• EXTRACT PROVIDED
  3. Lymis says

    As I read the articles about this, more and more this looks like it only applies to the plans that individuals can buy through the insurance exchanges – which is still huge, and great news.

    But I haven’t seen anywhere that this applies to insurance plans offered by employers – whether state or private.

    Does anyone know if this mandates that employers in Red states must provide spouse insurance, or just that the plans must be made available to them to choose among, but they can choose not to offer them to their employees?

  4. rick says

    It is going to be like the contraceptive requirement, the “religious affiliated” will complain and even take it to the courts.

  5. Mike says

    “If you like your doctor, you can keep your doctor. If you like your current plan, you can keep your current plan” has been proven complete bullsht that will be recorded for this history books. It’s amazing anyone believes any pander that comes out of this fool’s mouth.

  6. simon says

    It is at least not 100% bs since certainly some are able to keep their doctors etc. You call it complete bs simply because a certain fraction of people got problems? What kind of logic is that?

  7. simon says

    Why? He is actually following the constitution as demanded by the Supreme Court as an outcome of the DOMA decision.

• QUESTIONS TO ANSWER
#1 In the comment thread, what earlier requirement does rick say this will be like?
#2 Reproduce the comment thread word for word from "It is at least" up to and including "logic is that?".

• RECORDS SHOWN
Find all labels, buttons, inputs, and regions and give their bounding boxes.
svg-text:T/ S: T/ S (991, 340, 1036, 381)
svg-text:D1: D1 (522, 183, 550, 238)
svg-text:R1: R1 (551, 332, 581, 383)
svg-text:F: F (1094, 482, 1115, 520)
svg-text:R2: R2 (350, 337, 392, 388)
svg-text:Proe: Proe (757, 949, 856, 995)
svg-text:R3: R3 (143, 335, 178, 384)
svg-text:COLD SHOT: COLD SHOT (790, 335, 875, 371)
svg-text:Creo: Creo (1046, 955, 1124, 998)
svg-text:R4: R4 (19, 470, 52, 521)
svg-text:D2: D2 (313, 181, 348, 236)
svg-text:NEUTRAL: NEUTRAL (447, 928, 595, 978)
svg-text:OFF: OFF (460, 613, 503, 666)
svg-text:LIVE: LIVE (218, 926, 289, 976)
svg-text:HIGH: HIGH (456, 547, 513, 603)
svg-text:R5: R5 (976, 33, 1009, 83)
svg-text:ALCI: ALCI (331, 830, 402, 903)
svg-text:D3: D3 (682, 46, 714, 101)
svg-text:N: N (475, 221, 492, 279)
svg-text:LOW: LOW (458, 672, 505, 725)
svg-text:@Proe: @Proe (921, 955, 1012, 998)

• TASK-BY-TASK SOLUTIONS
#1 The contraceptive requirement.

#2
It is at least not 100% bs since certainly some are able to keep their doctors etc. You call it complete bs simply because a certain fraction of people got problems? What kind of logic is that?